### Excerpted data
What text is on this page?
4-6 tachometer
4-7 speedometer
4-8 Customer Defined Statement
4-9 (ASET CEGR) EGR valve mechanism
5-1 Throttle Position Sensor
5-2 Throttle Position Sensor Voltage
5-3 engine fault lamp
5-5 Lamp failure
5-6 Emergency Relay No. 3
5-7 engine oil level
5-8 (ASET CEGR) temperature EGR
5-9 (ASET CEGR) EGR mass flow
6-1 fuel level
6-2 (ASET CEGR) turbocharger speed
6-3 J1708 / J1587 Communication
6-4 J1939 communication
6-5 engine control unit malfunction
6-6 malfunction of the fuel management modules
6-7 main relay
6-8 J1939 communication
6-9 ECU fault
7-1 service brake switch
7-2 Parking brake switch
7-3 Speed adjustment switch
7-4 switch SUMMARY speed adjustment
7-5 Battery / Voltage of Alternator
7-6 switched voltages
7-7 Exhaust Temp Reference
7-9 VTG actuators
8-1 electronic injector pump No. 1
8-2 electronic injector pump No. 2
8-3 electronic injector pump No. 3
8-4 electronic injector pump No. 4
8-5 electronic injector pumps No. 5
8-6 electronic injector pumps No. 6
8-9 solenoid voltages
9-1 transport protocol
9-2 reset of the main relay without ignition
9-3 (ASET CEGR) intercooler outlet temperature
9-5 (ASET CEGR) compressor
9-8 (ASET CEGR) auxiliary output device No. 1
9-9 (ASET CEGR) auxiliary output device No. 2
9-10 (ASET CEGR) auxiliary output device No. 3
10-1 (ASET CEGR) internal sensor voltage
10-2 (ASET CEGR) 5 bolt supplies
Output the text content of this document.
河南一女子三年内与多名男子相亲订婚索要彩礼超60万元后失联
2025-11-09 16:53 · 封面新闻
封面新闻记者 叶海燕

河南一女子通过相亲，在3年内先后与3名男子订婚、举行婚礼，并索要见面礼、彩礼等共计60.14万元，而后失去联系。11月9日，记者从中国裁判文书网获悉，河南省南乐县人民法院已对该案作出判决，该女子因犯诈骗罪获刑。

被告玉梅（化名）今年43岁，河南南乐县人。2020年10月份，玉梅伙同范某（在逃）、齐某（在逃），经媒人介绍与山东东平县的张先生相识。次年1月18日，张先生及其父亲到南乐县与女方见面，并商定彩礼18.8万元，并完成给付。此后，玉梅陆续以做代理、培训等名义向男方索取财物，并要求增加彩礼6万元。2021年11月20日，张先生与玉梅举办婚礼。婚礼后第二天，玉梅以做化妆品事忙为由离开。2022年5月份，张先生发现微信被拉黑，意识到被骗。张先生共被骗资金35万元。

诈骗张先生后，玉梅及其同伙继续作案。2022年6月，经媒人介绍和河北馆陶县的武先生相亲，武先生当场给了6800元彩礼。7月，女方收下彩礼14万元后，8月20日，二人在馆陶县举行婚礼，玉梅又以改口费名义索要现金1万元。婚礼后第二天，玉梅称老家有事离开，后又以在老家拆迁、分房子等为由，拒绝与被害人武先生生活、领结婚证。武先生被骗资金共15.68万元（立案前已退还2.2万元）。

### Brief
Retype every entry word for word.

### Exercise output
What text is on this page?
4-6 tachometer
4-7 speedometer
4-8 Customer Defined Statement
4-9 (ASET CEGR) EGR valve mechanism
5-1 Throttle Position Sensor
5-2 Throttle Position Sensor Voltage
5-3 engine fault lamp
5-5 Lamp failure
5-6 Emergency Relay No. 3
5-7 engine oil level
5-8 (ASET CEGR) temperature EGR
5-9 (ASET CEGR) EGR mass flow
6-1 fuel level
6-2 (ASET CEGR) turbocharger speed
6-3 J1708 / J1587 Communication
6-4 J1939 communication
6-5 engine control unit malfunction
6-6 malfunction of the fuel management modules
6-7 main relay
6-8 J1939 communication
6-9 ECU fault
7-1 service brake switch
7-2 Parking brake switch
7-3 Speed adjustment switch
7-4 switch SUMMARY speed adjustment
7-5 Battery / Voltage of Alternator
7-6 switched voltages
7-7 Exhaust Temp Reference
7-9 VTG actuators
8-1 electronic injector pump No. 1
8-2 electronic injector pump No. 2
8-3 electronic injector pump No. 3
8-4 electronic injector pump No. 4
8-5 electronic injector pumps No. 5
8-6 electronic injector pumps No. 6
8-9 solenoid voltages
9-1 transport protocol
9-2 reset of the main relay without ignition
9-3 (ASET CEGR) intercooler outlet temperature
9-5 (ASET CEGR) compressor
9-8 (ASET CEGR) auxiliary output device No. 1
9-9 (ASET CEGR) auxiliary output device No. 2
9-10 (ASET CEGR) auxiliary output device No. 3
10-1 (ASET CEGR) internal sensor voltage
10-2 (ASET CEGR) 5 bolt supplies
Output the text content of this document.
河南一女子三年内与多名男子相亲订婚索要彩礼超60万元后失联
2025-11-09 16:53 · 封面新闻
封面新闻记者 叶海燕

河南一女子通过相亲，在3年内先后与3名男子订婚、举行婚礼，并索要见面礼、彩礼等共计60.14万元，而后失去联系。11月9日，记者从中国裁判文书网获悉，河南省南乐县人民法院已对该案作出判决，该女子因犯诈骗罪获刑。

被告玉梅（化名）今年43岁，河南南乐县人。2020年10月份，玉梅伙同范某（在逃）、齐某（在逃），经媒人介绍与山东东平县的张先生相识。次年1月18日，张先生及其父亲到南乐县与女方见面，并商定彩礼18.8万元，并完成给付。此后，玉梅陆续以做代理、培训等名义向男方索取财物，并要求增加彩礼6万元。2021年11月20日，张先生与玉梅举办婚礼。婚礼后第二天，玉梅以做化妆品事忙为由离开。2022年5月份，张先生发现微信被拉黑，意识到被骗。张先生共被骗资金35万元。

诈骗张先生后，玉梅及其同伙继续作案。2022年6月，经媒人介绍和河北馆陶县的武先生相亲，武先生当场给了6800元彩礼。7月，女方收下彩礼14万元后，8月20日，二人在馆陶县举行婚礼，玉梅又以改口费名义索要现金1万元。婚礼后第二天，玉梅称老家有事离开，后又以在老家拆迁、分房子等为由，拒绝与被害人武先生生活、领结婚证。武先生被骗资金共15.68万元（立案前已退还2.2万元）。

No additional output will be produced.